_Work to be completed_.
Where a line below holds the string "Technology", copy that line.

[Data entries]
----
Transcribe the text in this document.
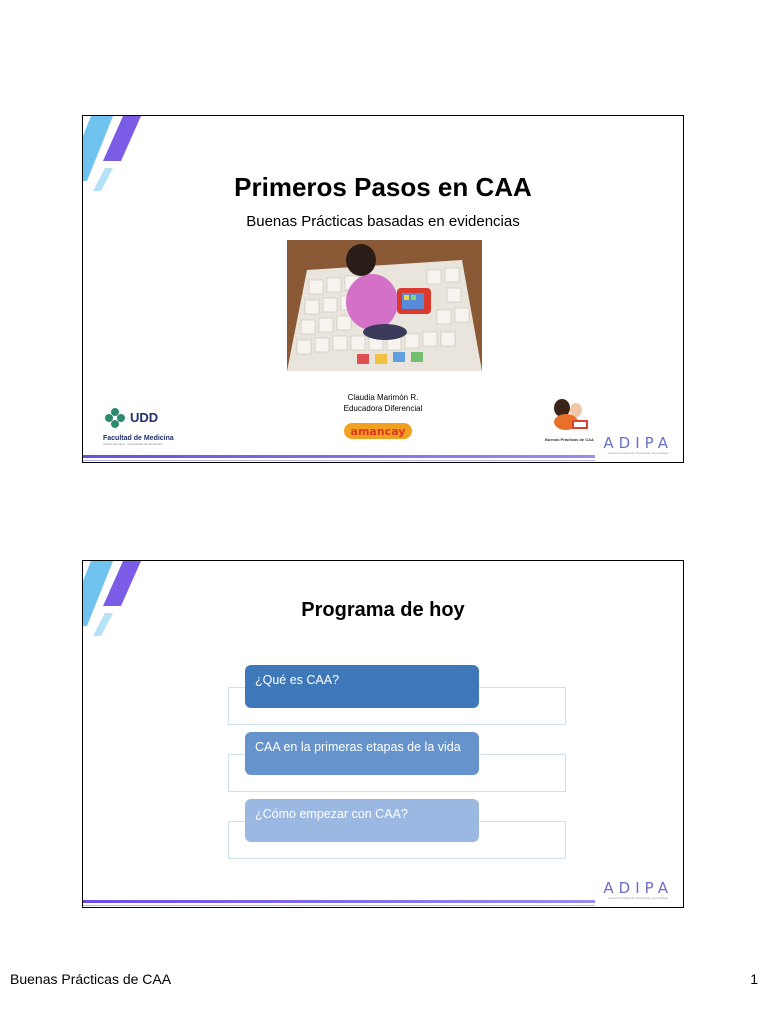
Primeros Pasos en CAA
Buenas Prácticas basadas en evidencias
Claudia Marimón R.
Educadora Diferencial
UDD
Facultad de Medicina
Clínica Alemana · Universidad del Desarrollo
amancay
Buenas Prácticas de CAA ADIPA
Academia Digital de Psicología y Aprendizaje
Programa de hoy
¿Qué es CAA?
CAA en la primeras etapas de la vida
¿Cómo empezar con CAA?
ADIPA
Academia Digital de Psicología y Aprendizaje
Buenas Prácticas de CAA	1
----
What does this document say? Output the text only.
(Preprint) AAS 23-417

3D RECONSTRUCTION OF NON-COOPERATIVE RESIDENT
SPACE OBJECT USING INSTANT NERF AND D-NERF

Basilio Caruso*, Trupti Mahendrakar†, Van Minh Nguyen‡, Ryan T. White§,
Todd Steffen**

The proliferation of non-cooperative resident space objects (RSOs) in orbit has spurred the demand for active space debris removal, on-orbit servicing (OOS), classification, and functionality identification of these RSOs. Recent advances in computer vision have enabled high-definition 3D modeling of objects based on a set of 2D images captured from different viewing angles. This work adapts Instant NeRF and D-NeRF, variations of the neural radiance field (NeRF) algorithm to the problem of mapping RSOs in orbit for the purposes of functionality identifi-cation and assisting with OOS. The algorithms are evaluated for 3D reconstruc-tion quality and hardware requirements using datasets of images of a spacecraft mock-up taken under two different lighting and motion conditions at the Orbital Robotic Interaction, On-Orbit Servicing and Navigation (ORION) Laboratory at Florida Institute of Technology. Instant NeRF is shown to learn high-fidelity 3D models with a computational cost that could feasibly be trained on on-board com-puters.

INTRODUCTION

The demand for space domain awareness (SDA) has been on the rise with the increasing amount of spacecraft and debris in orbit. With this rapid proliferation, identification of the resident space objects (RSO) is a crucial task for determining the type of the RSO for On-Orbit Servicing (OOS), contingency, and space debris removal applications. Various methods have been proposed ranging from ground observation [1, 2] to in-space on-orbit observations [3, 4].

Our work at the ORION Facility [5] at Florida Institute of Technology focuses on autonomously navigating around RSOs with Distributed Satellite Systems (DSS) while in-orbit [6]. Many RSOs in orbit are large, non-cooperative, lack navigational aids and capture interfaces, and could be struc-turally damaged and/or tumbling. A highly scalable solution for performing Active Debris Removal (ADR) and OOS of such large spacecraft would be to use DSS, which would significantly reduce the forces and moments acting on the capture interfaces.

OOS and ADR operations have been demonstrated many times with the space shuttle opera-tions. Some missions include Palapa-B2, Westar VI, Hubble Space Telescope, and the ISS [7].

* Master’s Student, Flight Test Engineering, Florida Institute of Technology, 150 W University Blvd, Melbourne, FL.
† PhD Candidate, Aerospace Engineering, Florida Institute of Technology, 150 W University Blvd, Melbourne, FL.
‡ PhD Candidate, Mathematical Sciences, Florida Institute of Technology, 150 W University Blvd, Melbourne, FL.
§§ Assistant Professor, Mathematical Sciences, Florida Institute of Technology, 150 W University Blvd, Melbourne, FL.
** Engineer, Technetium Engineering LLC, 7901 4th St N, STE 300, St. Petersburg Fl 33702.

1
----
_Complete response_.
The proliferation of non-cooperative resident space objects (RSOs) in orbit has spurred the demand for active space debris removal, on-orbit servicing (OOS), classification, and functionality identification of these RSOs. Recent advances in computer vision have enabled high-definition 3D modeling of objects based on a set of 2D images captured from different viewing angles. This work adapts Instant NeRF and D-NeRF, variations of the neural radiance field (NeRF) algorithm to the problem of mapping RSOs in orbit for the purposes of functionality identifi-cation and assisting with OOS. The algorithms are evaluated for 3D reconstruc-tion quality and hardware requirements using datasets of images of a spacecraft mock-up taken under two different lighting and motion conditions at the Orbital Robotic Interaction, On-Orbit Servicing and Navigation (ORION) Laboratory at Florida Institute of Technology. Instant NeRF is shown to learn high-fidelity 3D models with a computational cost that could feasibly be trained on on-board com-puters.
Our work at the ORION Facility [5] at Florida Institute of Technology focuses on autonomously navigating around RSOs with Distributed Satellite Systems (DSS) while in-orbit [6]. Many RSOs in orbit are large, non-cooperative, lack navigational aids and capture interfaces, and could be struc-turally damaged and/or tumbling. A highly scalable solution for performing Active Debris Removal (ADR) and OOS of such large spacecraft would be to use DSS, which would significantly reduce the forces and moments acting on the capture interfaces.
* Master’s Student, Flight Test Engineering, Florida Institute of Technology, 150 W University Blvd, Melbourne, FL.
† PhD Candidate, Aerospace Engineering, Florida Institute of Technology, 150 W University Blvd, Melbourne, FL.
‡ PhD Candidate, Mathematical Sciences, Florida Institute of Technology, 150 W University Blvd, Melbourne, FL.
§§ Assistant Professor, Mathematical Sciences, Florida Institute of Technology, 150 W University Blvd, Melbourne, FL.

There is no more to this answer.